[What is asked]:
Return the material below in full and exactly.

[Records for this exercise]:
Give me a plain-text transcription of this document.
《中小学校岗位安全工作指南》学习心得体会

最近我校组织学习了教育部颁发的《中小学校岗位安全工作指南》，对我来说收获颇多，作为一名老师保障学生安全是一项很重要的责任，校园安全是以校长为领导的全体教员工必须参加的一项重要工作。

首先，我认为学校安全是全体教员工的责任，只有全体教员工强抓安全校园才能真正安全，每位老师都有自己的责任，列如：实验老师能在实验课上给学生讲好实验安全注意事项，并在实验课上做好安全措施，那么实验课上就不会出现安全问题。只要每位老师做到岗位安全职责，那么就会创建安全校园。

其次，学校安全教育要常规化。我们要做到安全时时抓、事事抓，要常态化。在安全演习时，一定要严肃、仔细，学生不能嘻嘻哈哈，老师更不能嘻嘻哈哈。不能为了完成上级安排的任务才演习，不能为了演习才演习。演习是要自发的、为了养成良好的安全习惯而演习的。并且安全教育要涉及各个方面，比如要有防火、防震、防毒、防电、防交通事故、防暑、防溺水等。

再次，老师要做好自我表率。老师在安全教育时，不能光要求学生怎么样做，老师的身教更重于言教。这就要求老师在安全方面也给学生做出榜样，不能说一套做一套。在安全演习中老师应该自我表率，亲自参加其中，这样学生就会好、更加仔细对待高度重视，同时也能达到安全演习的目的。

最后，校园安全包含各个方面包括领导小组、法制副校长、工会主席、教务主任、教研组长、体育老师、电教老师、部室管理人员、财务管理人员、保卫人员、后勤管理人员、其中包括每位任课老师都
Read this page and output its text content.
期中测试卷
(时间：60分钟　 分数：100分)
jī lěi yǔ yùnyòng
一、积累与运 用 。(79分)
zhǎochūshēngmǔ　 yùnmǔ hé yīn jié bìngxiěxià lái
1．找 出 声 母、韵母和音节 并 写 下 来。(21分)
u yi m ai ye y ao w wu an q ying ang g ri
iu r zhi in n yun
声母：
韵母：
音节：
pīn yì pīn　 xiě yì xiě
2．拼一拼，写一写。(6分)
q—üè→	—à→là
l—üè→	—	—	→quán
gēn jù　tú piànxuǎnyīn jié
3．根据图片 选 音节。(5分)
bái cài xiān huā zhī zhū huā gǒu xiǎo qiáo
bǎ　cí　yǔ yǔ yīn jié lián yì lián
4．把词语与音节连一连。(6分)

[Result for this exercise]:
Give me a plain-text transcription of this document.
《中小学校岗位安全工作指南》学习心得体会

最近我校组织学习了教育部颁发的《中小学校岗位安全工作指南》，对我来说收获颇多，作为一名老师保障学生安全是一项很重要的责任，校园安全是以校长为领导的全体教员工必须参加的一项重要工作。

首先，我认为学校安全是全体教员工的责任，只有全体教员工强抓安全校园才能真正安全，每位老师都有自己的责任，列如：实验老师能在实验课上给学生讲好实验安全注意事项，并在实验课上做好安全措施，那么实验课上就不会出现安全问题。只要每位老师做到岗位安全职责，那么就会创建安全校园。

其次，学校安全教育要常规化。我们要做到安全时时抓、事事抓，要常态化。在安全演习时，一定要严肃、仔细，学生不能嘻嘻哈哈，老师更不能嘻嘻哈哈。不能为了完成上级安排的任务才演习，不能为了演习才演习。演习是要自发的、为了养成良好的安全习惯而演习的。并且安全教育要涉及各个方面，比如要有防火、防震、防毒、防电、防交通事故、防暑、防溺水等。

再次，老师要做好自我表率。老师在安全教育时，不能光要求学生怎么样做，老师的身教更重于言教。这就要求老师在安全方面也给学生做出榜样，不能说一套做一套。在安全演习中老师应该自我表率，亲自参加其中，这样学生就会好、更加仔细对待高度重视，同时也能达到安全演习的目的。

最后，校园安全包含各个方面包括领导小组、法制副校长、工会主席、教务主任、教研组长、体育老师、电教老师、部室管理人员、财务管理人员、保卫人员、后勤管理人员、其中包括每位任课老师都
Read this page and output its text content.
期中测试卷
(时间：60分钟　 分数：100分)
jī lěi yǔ yùnyòng
一、积累与运 用 。(79分)
zhǎochūshēngmǔ　 yùnmǔ hé yīn jié bìngxiěxià lái
1．找 出 声 母、韵母和音节 并 写 下 来。(21分)
u yi m ai ye y ao w wu an q ying ang g ri
iu r zhi in n yun
声母：
韵母：
音节：
pīn yì pīn　 xiě yì xiě
2．拼一拼，写一写。(6分)
q—üè→	—à→là
l—üè→	—	—	→quán
gēn jù　tú piànxuǎnyīn jié
3．根据图片 选 音节。(5分)
bái cài xiān huā zhī zhū huā gǒu xiǎo qiáo
bǎ　cí　yǔ yǔ yīn jié lián yì lián
4．把词语与音节连一连。(6分)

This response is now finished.